§ **EXERCISE**:
Collect the lines of the entries where "object" shows up.

§ **DATA IN THIS EXERCISE**:
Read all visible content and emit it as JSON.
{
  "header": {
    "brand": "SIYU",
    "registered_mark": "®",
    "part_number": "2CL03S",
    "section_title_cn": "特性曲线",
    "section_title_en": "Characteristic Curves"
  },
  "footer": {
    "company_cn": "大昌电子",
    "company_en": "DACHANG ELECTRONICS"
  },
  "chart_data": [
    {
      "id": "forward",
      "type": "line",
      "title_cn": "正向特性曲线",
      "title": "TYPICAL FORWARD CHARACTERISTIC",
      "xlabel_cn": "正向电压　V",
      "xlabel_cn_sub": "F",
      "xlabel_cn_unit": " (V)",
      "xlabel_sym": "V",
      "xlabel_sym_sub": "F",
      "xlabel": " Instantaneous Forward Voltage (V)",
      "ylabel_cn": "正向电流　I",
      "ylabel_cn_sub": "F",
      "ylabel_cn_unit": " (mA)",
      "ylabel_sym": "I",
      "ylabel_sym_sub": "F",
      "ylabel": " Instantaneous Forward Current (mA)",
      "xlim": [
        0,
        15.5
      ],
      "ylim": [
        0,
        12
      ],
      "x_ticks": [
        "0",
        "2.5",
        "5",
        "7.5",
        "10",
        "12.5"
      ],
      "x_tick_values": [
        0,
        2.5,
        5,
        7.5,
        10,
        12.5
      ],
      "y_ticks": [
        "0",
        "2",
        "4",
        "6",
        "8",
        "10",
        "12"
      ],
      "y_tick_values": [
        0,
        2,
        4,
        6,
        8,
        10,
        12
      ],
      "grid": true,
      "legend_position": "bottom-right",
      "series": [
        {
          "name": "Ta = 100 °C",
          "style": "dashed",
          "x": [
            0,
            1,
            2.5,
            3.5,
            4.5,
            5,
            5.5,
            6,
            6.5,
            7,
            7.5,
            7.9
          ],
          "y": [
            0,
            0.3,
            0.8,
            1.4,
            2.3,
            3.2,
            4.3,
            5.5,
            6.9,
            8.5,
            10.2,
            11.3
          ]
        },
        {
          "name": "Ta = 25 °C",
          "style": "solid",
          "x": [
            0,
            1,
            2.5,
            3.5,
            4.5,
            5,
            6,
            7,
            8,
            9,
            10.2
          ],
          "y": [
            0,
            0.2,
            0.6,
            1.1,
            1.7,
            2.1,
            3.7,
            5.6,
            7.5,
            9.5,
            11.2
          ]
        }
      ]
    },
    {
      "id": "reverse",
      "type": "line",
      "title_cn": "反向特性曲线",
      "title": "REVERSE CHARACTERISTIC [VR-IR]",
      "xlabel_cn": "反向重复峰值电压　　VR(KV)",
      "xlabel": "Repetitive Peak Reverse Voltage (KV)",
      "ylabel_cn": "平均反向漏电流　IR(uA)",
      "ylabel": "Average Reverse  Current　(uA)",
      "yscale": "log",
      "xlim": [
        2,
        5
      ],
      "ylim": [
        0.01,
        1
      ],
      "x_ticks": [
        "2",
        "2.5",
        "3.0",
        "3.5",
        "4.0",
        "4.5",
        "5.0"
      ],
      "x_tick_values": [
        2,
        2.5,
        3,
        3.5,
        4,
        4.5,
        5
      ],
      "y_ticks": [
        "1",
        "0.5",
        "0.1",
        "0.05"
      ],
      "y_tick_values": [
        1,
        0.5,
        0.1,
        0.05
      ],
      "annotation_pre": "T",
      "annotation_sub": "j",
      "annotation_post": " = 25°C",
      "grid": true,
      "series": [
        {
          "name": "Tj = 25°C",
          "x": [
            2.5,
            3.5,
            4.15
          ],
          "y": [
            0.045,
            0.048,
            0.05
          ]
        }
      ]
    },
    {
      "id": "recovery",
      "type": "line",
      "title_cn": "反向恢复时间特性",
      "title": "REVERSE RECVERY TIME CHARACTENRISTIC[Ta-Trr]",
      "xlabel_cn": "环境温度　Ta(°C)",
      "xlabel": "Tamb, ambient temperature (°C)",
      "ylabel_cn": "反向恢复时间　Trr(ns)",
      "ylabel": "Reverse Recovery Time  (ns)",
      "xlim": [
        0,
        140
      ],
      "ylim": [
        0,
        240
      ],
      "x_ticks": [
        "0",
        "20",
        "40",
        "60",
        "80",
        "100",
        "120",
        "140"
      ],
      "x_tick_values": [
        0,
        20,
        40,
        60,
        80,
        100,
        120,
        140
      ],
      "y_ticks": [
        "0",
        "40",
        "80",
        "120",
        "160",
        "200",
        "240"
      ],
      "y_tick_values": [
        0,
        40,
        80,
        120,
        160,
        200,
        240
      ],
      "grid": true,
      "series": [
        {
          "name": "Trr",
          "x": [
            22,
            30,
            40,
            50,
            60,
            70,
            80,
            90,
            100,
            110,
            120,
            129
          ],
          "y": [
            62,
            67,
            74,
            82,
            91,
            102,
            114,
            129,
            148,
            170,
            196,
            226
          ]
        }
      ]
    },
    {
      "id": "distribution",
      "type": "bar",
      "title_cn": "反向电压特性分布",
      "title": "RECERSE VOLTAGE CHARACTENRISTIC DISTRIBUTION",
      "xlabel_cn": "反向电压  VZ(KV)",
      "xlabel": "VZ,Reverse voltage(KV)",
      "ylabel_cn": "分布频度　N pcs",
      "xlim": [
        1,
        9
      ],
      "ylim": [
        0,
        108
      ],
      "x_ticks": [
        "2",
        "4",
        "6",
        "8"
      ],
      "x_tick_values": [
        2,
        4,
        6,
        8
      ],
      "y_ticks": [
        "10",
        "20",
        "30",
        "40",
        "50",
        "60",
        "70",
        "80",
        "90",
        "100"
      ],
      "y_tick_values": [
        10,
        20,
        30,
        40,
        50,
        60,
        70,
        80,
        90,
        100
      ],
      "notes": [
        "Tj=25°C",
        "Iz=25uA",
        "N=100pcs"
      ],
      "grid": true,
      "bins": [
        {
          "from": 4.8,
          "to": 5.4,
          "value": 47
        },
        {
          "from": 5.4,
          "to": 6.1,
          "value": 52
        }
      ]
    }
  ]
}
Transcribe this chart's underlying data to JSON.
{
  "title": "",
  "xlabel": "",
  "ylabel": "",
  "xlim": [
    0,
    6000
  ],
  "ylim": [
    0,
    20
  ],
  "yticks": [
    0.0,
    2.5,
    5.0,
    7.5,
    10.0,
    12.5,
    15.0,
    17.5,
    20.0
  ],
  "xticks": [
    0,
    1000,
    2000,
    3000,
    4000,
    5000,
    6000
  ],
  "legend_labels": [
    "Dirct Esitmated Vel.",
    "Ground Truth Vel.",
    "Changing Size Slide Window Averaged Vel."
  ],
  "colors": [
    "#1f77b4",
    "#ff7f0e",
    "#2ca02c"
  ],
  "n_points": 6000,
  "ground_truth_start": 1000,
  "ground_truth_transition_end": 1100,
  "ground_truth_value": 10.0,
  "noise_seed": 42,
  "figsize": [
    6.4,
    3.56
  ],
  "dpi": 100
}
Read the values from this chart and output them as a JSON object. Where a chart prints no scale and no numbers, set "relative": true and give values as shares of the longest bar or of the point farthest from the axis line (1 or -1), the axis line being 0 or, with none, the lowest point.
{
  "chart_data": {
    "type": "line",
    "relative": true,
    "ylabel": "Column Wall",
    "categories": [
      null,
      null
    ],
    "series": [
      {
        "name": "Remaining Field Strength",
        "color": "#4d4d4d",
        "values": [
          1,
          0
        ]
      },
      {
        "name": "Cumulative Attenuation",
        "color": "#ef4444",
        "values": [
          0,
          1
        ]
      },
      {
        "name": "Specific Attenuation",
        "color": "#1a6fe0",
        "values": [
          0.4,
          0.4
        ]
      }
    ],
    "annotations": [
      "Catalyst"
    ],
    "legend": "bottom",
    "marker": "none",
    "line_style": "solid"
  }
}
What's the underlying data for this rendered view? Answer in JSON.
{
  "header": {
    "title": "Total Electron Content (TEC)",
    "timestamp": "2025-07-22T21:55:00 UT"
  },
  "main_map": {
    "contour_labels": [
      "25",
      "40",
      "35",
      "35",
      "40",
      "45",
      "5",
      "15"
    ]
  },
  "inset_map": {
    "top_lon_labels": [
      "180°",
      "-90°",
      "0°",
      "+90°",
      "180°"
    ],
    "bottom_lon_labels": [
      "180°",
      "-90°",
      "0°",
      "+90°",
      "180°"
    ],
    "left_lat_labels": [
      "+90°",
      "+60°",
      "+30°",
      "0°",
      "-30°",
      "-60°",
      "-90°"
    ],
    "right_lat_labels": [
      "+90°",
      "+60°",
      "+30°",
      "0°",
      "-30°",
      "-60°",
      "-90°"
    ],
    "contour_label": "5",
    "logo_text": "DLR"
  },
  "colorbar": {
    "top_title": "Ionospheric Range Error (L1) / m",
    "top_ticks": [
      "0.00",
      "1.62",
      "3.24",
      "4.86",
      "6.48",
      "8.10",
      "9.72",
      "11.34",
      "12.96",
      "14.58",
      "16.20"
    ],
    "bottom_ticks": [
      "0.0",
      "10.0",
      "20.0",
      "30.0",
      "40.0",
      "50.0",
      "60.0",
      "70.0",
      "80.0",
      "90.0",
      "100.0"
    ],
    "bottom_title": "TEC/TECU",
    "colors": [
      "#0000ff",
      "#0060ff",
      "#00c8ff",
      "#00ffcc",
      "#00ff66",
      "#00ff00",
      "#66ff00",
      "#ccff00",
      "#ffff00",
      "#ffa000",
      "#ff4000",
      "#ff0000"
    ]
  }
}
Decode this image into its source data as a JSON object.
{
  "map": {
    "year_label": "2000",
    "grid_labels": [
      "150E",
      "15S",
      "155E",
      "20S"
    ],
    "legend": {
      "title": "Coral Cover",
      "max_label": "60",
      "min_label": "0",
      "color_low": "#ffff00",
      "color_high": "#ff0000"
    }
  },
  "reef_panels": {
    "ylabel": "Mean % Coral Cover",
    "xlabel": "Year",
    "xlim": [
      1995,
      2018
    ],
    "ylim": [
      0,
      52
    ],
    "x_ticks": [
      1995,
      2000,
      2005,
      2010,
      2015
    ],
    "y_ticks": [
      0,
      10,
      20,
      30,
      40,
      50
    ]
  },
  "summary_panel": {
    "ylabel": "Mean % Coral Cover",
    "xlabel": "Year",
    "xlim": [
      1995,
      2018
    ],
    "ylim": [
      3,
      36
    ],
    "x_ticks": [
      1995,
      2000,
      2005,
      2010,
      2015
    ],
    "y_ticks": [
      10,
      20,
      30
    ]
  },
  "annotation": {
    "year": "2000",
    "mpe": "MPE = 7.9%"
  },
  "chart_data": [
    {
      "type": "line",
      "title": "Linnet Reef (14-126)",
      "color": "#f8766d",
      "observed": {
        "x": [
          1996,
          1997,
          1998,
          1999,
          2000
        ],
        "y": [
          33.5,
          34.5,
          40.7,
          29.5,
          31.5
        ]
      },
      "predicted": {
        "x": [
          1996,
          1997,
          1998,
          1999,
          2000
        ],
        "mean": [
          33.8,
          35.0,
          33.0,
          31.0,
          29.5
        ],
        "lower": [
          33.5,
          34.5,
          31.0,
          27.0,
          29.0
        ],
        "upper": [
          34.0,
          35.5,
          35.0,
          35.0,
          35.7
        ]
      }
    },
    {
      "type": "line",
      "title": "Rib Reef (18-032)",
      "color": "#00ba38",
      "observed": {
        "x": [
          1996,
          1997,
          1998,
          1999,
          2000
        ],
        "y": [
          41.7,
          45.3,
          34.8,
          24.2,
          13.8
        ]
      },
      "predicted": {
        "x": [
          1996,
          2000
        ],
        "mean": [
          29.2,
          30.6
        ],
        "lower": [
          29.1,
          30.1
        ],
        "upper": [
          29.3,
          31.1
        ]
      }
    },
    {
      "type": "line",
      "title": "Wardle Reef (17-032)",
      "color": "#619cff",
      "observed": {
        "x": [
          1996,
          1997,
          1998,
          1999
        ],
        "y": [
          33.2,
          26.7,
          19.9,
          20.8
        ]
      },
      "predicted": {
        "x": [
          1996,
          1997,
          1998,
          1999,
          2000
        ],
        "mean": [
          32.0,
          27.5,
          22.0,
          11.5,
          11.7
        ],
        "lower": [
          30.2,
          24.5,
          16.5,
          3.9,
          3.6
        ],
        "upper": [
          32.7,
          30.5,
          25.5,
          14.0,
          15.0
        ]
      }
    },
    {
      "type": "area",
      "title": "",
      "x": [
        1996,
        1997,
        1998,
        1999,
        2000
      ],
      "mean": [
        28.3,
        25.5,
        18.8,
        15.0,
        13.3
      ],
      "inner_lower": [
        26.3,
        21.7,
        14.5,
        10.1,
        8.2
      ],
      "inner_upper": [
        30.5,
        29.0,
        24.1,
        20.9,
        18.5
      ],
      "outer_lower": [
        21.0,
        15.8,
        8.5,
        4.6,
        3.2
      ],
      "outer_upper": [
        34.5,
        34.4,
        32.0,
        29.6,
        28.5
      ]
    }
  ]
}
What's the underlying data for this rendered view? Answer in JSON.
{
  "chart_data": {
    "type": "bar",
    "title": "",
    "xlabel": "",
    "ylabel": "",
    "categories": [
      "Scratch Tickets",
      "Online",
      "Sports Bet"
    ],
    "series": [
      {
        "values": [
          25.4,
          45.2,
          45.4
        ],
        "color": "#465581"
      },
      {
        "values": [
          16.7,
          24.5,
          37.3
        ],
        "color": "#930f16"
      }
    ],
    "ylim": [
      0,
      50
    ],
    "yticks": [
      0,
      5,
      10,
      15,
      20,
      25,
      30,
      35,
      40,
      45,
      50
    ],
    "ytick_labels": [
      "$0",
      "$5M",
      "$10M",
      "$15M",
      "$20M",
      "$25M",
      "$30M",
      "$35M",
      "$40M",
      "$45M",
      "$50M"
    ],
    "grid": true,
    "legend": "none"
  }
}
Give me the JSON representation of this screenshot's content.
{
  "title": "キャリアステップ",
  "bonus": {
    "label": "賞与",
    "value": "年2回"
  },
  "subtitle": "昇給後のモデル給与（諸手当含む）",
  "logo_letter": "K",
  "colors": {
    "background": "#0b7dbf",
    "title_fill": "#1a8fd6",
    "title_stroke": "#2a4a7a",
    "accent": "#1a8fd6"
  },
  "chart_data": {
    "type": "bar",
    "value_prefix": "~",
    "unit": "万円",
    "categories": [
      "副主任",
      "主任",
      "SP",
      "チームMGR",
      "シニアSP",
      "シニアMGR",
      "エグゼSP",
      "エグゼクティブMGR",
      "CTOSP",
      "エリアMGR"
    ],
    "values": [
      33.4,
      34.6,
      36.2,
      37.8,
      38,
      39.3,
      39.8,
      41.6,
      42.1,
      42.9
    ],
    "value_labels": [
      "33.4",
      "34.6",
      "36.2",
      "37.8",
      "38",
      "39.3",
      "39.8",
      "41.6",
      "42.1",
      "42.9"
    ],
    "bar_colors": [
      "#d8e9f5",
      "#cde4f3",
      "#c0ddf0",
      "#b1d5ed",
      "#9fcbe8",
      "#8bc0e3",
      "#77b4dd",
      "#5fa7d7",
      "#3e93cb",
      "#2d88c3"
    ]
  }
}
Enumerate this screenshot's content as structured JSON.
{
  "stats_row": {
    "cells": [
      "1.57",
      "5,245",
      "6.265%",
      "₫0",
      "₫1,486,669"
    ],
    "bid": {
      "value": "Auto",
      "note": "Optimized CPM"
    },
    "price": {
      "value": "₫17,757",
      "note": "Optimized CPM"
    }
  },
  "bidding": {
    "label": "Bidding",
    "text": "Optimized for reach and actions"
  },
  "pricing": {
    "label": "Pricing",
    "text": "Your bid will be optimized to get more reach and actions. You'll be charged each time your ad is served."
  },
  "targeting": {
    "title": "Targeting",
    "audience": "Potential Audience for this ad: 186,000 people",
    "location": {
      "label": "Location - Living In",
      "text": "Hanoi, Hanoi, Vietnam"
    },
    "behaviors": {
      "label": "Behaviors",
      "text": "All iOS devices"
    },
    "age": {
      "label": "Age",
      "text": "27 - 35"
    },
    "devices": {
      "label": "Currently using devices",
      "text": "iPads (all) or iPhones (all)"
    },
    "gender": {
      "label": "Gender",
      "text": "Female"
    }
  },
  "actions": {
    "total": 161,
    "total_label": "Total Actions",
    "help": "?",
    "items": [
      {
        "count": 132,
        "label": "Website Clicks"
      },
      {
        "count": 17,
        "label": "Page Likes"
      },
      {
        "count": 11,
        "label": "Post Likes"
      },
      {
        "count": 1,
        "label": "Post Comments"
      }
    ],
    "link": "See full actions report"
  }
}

§ **EXPECTED OUTPUT**:
Read the values from this chart and output them as a JSON object. Where a chart prints no scale and no numbers, set "relative": true and give values as shares of the longest bar or of the point farthest from the axis line (1 or -1), the axis line being 0 or, with none, the lowest point.
Decode this image into its source data as a JSON object.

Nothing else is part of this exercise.